━━━ MATERIAL TO PROCESS

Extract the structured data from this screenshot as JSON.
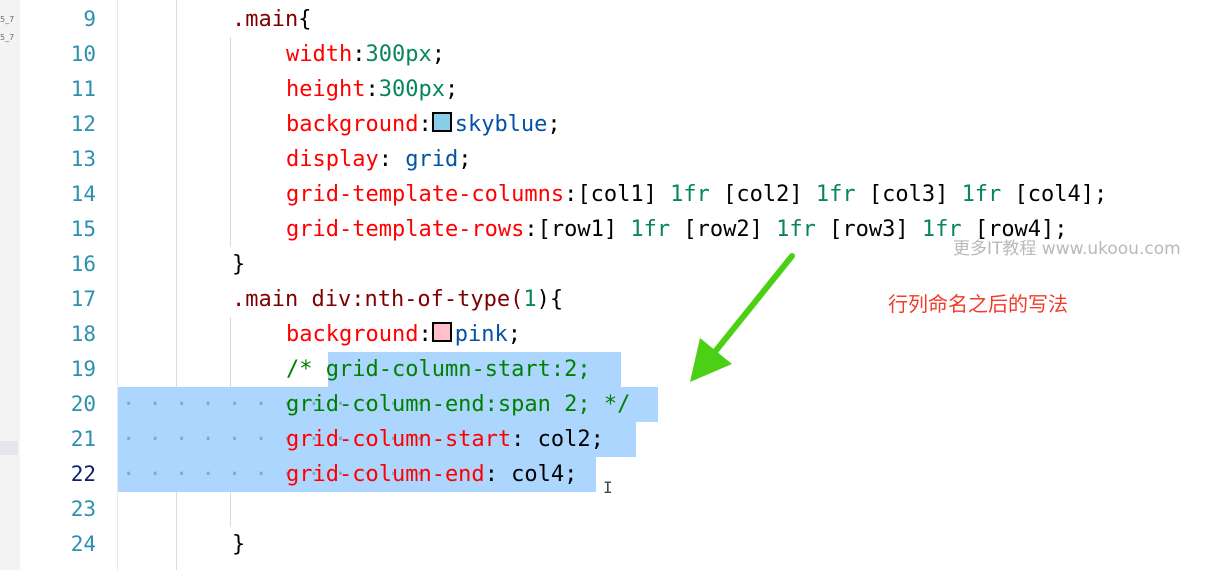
{
  "left_strip": {
    "marks": [
      "5_7",
      "5_7"
    ]
  },
  "gutter": {
    "active_line": "22",
    "lines": [
      "9",
      "10",
      "11",
      "12",
      "13",
      "14",
      "15",
      "16",
      "17",
      "18",
      "19",
      "20",
      "21",
      "22",
      "23",
      "24"
    ]
  },
  "code": {
    "l9": {
      "selector": ".main",
      "brace": "{"
    },
    "l10": {
      "prop": "width",
      "colon": ":",
      "num": "300px",
      "semi": ";"
    },
    "l11": {
      "prop": "height",
      "colon": ":",
      "num": "300px",
      "semi": ";"
    },
    "l12": {
      "prop": "background",
      "colon": ":",
      "swatch_color": "#87ceeb",
      "value": "skyblue",
      "semi": ";"
    },
    "l13": {
      "prop": "display",
      "colon": ": ",
      "value": "grid",
      "semi": ";"
    },
    "l14": {
      "prop": "grid-template-columns",
      "colon": ":",
      "value_parts": [
        "[col1] ",
        "1fr",
        " [col2] ",
        "1fr",
        " [col3] ",
        "1fr",
        " [col4];"
      ]
    },
    "l15": {
      "prop": "grid-template-rows",
      "colon": ":",
      "value_parts": [
        "[row1] ",
        "1fr",
        " [row2] ",
        "1fr",
        " [row3] ",
        "1fr",
        " [row4];"
      ]
    },
    "l16": {
      "brace": "}"
    },
    "l17": {
      "selector": ".main div:nth-of-type(",
      "num": "1",
      "rest": "){"
    },
    "l18": {
      "prop": "background",
      "colon": ":",
      "swatch_color": "#ffc0cb",
      "value": "pink",
      "semi": ";"
    },
    "l19": {
      "comment_open": "/* ",
      "text": "grid-column-start:2;"
    },
    "l20": {
      "text": "grid-column-end:span 2;",
      "comment_close": " */"
    },
    "l21": {
      "prop": "grid-column-start",
      "colon": ":",
      "value": " col2",
      "semi": ";"
    },
    "l22": {
      "prop": "grid-column-end",
      "colon": ":",
      "value": " col4",
      "semi": ";"
    },
    "l24": {
      "brace": "}"
    }
  },
  "watermark": "更多IT教程 www.ukoou.com",
  "annotation": "行列命名之后的写法",
  "colors": {
    "annotation": "#f23b2b",
    "arrow": "#4cd016",
    "selection": "#add6ff",
    "line_number": "#2b91af"
  },
  "icons": {
    "arrow": "green-diagonal-arrow-icon",
    "cursor": "text-cursor-icon"
  }
}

━━━━━━

# REQUIRED WORK
Nothing but the pictures may be dropped; output the records above exactly.

# ANSWER BELOW
Extract the structured data from this screenshot as JSON.
{
  "left_strip": {
    "marks": [
      "5_7",
      "5_7"
    ]
  },
  "gutter": {
    "active_line": "22",
    "lines": [
      "9",
      "10",
      "11",
      "12",
      "13",
      "14",
      "15",
      "16",
      "17",
      "18",
      "19",
      "20",
      "21",
      "22",
      "23",
      "24"
    ]
  },
  "code": {
    "l9": {
      "selector": ".main",
      "brace": "{"
    },
    "l10": {
      "prop": "width",
      "colon": ":",
      "num": "300px",
      "semi": ";"
    },
    "l11": {
      "prop": "height",
      "colon": ":",
      "num": "300px",
      "semi": ";"
    },
    "l12": {
      "prop": "background",
      "colon": ":",
      "swatch_color": "#87ceeb",
      "value": "skyblue",
      "semi": ";"
    },
    "l13": {
      "prop": "display",
      "colon": ": ",
      "value": "grid",
      "semi": ";"
    },
    "l14": {
      "prop": "grid-template-columns",
      "colon": ":",
      "value_parts": [
        "[col1] ",
        "1fr",
        " [col2] ",
        "1fr",
        " [col3] ",
        "1fr",
        " [col4];"
      ]
    },
    "l15": {
      "prop": "grid-template-rows",
      "colon": ":",
      "value_parts": [
        "[row1] ",
        "1fr",
        " [row2] ",
        "1fr",
        " [row3] ",
        "1fr",
        " [row4];"
      ]
    },
    "l16": {
      "brace": "}"
    },
    "l17": {
      "selector": ".main div:nth-of-type(",
      "num": "1",
      "rest": "){"
    },
    "l18": {
      "prop": "background",
      "colon": ":",
      "swatch_color": "#ffc0cb",
      "value": "pink",
      "semi": ";"
    },
    "l19": {
      "comment_open": "/* ",
      "text": "grid-column-start:2;"
    },
    "l20": {
      "text": "grid-column-end:span 2;",
      "comment_close": " */"
    },
    "l21": {
      "prop": "grid-column-start",
      "colon": ":",
      "value": " col2",
      "semi": ";"
    },
    "l22": {
      "prop": "grid-column-end",
      "colon": ":",
      "value": " col4",
      "semi": ";"
    },
    "l24": {
      "brace": "}"
    }
  },
  "watermark": "更多IT教程 www.ukoou.com",
  "annotation": "行列命名之后的写法",
  "colors": {
    "annotation": "#f23b2b",
    "arrow": "#4cd016",
    "selection": "#add6ff",
    "line_number": "#2b91af"
  },
  "icons": {
    "arrow": "green-diagonal-arrow-icon",
    "cursor": "text-cursor-icon"
  }
}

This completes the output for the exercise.